Reproduce all entries precisely, down to the last character.

Dataset entries on figures
Begin
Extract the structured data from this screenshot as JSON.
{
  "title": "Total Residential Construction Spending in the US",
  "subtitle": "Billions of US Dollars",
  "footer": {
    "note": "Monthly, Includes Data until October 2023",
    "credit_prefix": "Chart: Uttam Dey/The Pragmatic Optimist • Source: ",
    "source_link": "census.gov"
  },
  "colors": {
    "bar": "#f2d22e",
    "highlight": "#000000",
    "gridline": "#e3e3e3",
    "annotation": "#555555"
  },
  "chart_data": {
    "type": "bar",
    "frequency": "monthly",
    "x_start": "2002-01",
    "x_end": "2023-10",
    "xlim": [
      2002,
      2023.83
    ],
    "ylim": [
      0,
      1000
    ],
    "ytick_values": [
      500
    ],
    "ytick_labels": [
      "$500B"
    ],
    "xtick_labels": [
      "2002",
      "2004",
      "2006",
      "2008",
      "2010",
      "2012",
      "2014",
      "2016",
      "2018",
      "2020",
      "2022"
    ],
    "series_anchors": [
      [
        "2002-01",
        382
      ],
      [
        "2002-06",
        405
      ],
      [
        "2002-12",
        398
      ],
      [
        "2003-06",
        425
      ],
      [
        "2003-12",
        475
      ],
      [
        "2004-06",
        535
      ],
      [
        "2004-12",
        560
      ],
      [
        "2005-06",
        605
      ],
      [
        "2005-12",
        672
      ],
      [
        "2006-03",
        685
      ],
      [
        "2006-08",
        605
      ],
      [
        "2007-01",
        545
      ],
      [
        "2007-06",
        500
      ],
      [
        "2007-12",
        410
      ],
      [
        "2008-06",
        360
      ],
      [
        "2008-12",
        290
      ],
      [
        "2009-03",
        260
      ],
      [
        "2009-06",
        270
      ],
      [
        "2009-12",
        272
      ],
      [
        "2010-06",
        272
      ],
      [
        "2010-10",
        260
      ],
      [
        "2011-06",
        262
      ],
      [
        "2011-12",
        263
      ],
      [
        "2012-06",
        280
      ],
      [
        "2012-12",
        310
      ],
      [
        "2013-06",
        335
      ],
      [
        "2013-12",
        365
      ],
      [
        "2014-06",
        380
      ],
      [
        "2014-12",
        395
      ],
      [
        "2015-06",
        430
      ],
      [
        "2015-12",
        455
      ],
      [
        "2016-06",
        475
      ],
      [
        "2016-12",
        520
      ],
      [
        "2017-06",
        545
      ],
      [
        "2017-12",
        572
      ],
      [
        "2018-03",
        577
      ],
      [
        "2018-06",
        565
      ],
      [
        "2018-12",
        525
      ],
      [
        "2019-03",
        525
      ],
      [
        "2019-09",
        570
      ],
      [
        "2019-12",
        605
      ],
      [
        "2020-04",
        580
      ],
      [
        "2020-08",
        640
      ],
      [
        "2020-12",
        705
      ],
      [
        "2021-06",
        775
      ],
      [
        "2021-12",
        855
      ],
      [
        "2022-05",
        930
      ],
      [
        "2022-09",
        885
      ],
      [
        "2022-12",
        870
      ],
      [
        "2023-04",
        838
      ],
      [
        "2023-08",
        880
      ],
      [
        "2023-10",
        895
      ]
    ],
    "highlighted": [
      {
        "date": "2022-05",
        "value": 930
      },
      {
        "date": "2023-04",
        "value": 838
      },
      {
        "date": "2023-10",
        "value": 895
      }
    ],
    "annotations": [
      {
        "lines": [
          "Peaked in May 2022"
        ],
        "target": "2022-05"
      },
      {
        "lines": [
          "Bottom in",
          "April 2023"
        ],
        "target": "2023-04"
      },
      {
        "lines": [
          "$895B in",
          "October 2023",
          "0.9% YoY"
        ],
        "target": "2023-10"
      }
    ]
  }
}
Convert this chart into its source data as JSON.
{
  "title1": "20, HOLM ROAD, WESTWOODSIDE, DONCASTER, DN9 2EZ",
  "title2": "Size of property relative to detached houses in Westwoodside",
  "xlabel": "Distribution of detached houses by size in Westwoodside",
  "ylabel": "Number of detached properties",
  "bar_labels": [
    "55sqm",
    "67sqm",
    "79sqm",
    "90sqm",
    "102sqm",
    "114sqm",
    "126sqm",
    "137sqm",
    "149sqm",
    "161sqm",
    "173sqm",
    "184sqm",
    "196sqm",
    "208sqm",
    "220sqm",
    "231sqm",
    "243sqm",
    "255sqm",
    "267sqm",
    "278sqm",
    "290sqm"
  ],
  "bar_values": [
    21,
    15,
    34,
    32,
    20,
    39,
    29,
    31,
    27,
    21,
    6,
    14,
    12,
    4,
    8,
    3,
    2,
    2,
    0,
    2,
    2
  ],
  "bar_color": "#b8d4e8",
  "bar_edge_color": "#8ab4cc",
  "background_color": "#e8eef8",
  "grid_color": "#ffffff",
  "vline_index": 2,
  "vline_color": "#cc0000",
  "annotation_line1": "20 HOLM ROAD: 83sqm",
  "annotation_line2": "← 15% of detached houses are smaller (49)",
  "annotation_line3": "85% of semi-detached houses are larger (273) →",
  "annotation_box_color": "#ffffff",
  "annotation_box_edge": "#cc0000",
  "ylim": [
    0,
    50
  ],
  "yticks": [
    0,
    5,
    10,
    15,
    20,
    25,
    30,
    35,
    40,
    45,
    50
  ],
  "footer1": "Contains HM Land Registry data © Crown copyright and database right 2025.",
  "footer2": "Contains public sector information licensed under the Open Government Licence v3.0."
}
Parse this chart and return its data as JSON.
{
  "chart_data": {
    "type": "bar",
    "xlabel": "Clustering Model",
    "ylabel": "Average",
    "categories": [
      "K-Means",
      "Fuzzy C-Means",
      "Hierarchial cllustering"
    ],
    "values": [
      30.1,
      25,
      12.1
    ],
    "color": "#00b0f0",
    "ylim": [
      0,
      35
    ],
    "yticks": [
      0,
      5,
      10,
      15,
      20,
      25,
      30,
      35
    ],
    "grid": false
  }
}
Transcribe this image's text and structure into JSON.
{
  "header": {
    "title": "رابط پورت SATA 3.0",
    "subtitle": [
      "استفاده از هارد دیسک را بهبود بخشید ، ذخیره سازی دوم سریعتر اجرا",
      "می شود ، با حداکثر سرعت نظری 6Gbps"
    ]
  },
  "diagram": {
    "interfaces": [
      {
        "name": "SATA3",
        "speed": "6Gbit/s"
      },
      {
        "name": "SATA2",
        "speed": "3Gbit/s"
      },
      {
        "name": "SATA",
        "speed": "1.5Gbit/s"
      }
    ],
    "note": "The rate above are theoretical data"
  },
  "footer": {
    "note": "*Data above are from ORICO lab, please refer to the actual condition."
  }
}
End
* _Expected output_
Extract the structured data from this screenshot as JSON.
{
  "title": "Total Residential Construction Spending in the US",
  "subtitle": "Billions of US Dollars",
  "footer": {
    "note": "Monthly, Includes Data until October 2023",
    "credit_prefix": "Chart: Uttam Dey/The Pragmatic Optimist • Source: ",
    "source_link": "census.gov"
  },
  "colors": {
    "bar": "#f2d22e",
    "highlight": "#000000",
    "gridline": "#e3e3e3",
    "annotation": "#555555"
  },
  "chart_data": {
    "type": "bar",
    "frequency": "monthly",
    "x_start": "2002-01",
    "x_end": "2023-10",
    "xlim": [
      2002,
      2023.83
    ],
    "ylim": [
      0,
      1000
    ],
    "ytick_values": [
      500
    ],
    "ytick_labels": [
      "$500B"
    ],
    "xtick_labels": [
      "2002",
      "2004",
      "2006",
      "2008",
      "2010",
      "2012",
      "2014",
      "2016",
      "2018",
      "2020",
      "2022"
    ],
    "series_anchors": [
      [
        "2002-01",
        382
      ],
      [
        "2002-06",
        405
      ],
      [
        "2002-12",
        398
      ],
      [
        "2003-06",
        425
      ],
      [
        "2003-12",
        475
      ],
      [
        "2004-06",
        535
      ],
      [
        "2004-12",
        560
      ],
      [
        "2005-06",
        605
      ],
      [
        "2005-12",
        672
      ],
      [
        "2006-03",
        685
      ],
      [
        "2006-08",
        605
      ],
      [
        "2007-01",
        545
      ],
      [
        "2007-06",
        500
      ],
      [
        "2007-12",
        410
      ],
      [
        "2008-06",
        360
      ],
      [
        "2008-12",
        290
      ],
      [
        "2009-03",
        260
      ],
      [
        "2009-06",
        270
      ],
      [
        "2009-12",
        272
      ],
      [
        "2010-06",
        272
      ],
      [
        "2010-10",
        260
      ],
      [
        "2011-06",
        262
      ],
      [
        "2011-12",
        263
      ],
      [
        "2012-06",
        280
      ],
      [
        "2012-12",
        310
      ],
      [
        "2013-06",
        335
      ],
      [
        "2013-12",
        365
      ],
      [
        "2014-06",
        380
      ],
      [
        "2014-12",
        395
      ],
      [
        "2015-06",
        430
      ],
      [
        "2015-12",
        455
      ],
      [
        "2016-06",
        475
      ],
      [
        "2016-12",
        520
      ],
      [
        "2017-06",
        545
      ],
      [
        "2017-12",
        572
      ],
      [
        "2018-03",
        577
      ],
      [
        "2018-06",
        565
      ],
      [
        "2018-12",
        525
      ],
      [
        "2019-03",
        525
      ],
      [
        "2019-09",
        570
      ],
      [
        "2019-12",
        605
      ],
      [
        "2020-04",
        580
      ],
      [
        "2020-08",
        640
      ],
      [
        "2020-12",
        705
      ],
      [
        "2021-06",
        775
      ],
      [
        "2021-12",
        855
      ],
      [
        "2022-05",
        930
      ],
      [
        "2022-09",
        885
      ],
      [
        "2022-12",
        870
      ],
      [
        "2023-04",
        838
      ],
      [
        "2023-08",
        880
      ],
      [
        "2023-10",
        895
      ]
    ],
    "highlighted": [
      {
        "date": "2022-05",
        "value": 930
      },
      {
        "date": "2023-04",
        "value": 838
      },
      {
        "date": "2023-10",
        "value": 895
      }
    ],
    "annotations": [
      {
        "lines": [
          "Peaked in May 2022"
        ],
        "target": "2022-05"
      },
      {
        "lines": [
          "Bottom in",
          "April 2023"
        ],
        "target": "2023-04"
      },
      {
        "lines": [
          "$895B in",
          "October 2023",
          "0.9% YoY"
        ],
        "target": "2023-10"
      }
    ]
  }
}
Convert this chart into its source data as JSON.
{
  "title1": "20, HOLM ROAD, WESTWOODSIDE, DONCASTER, DN9 2EZ",
  "title2": "Size of property relative to detached houses in Westwoodside",
  "xlabel": "Distribution of detached houses by size in Westwoodside",
  "ylabel": "Number of detached properties",
  "bar_labels": [
    "55sqm",
    "67sqm",
    "79sqm",
    "90sqm",
    "102sqm",
    "114sqm",
    "126sqm",
    "137sqm",
    "149sqm",
    "161sqm",
    "173sqm",
    "184sqm",
    "196sqm",
    "208sqm",
    "220sqm",
    "231sqm",
    "243sqm",
    "255sqm",
    "267sqm",
    "278sqm",
    "290sqm"
  ],
  "bar_values": [
    21,
    15,
    34,
    32,
    20,
    39,
    29,
    31,
    27,
    21,
    6,
    14,
    12,
    4,
    8,
    3,
    2,
    2,
    0,
    2,
    2
  ],
  "bar_color": "#b8d4e8",
  "bar_edge_color": "#8ab4cc",
  "background_color": "#e8eef8",
  "grid_color": "#ffffff",
  "vline_index": 2,
  "vline_color": "#cc0000",
  "annotation_line1": "20 HOLM ROAD: 83sqm",
  "annotation_line2": "← 15% of detached houses are smaller (49)",
  "annotation_line3": "85% of semi-detached houses are larger (273) →",
  "annotation_box_color": "#ffffff",
  "annotation_box_edge": "#cc0000",
  "ylim": [
    0,
    50
  ],
  "yticks": [
    0,
    5,
    10,
    15,
    20,
    25,
    30,
    35,
    40,
    45,
    50
  ],
  "footer1": "Contains HM Land Registry data © Crown copyright and database right 2025.",
  "footer2": "Contains public sector information licensed under the Open Government Licence v3.0."
}
Parse this chart and return its data as JSON.
{
  "chart_data": {
    "type": "bar",
    "xlabel": "Clustering Model",
    "ylabel": "Average",
    "categories": [
      "K-Means",
      "Fuzzy C-Means",
      "Hierarchial cllustering"
    ],
    "values": [
      30.1,
      25,
      12.1
    ],
    "color": "#00b0f0",
    "ylim": [
      0,
      35
    ],
    "yticks": [
      0,
      5,
      10,
      15,
      20,
      25,
      30,
      35
    ],
    "grid": false
  }
}
Transcribe this image's text and structure into JSON.
{
  "header": {
    "title": "رابط پورت SATA 3.0",
    "subtitle": [
      "استفاده از هارد دیسک را بهبود بخشید ، ذخیره سازی دوم سریعتر اجرا",
      "می شود ، با حداکثر سرعت نظری 6Gbps"
    ]
  },
  "diagram": {
    "interfaces": [
      {
        "name": "SATA3",
        "speed": "6Gbit/s"
      },
      {
        "name": "SATA2",
        "speed": "3Gbit/s"
      },
      {
        "name": "SATA",
        "speed": "1.5Gbit/s"
      }
    ],
    "note": "The rate above are theoretical data"
  },
  "footer": {
    "note": "*Data above are from ORICO lab, please refer to the actual condition."
  }
}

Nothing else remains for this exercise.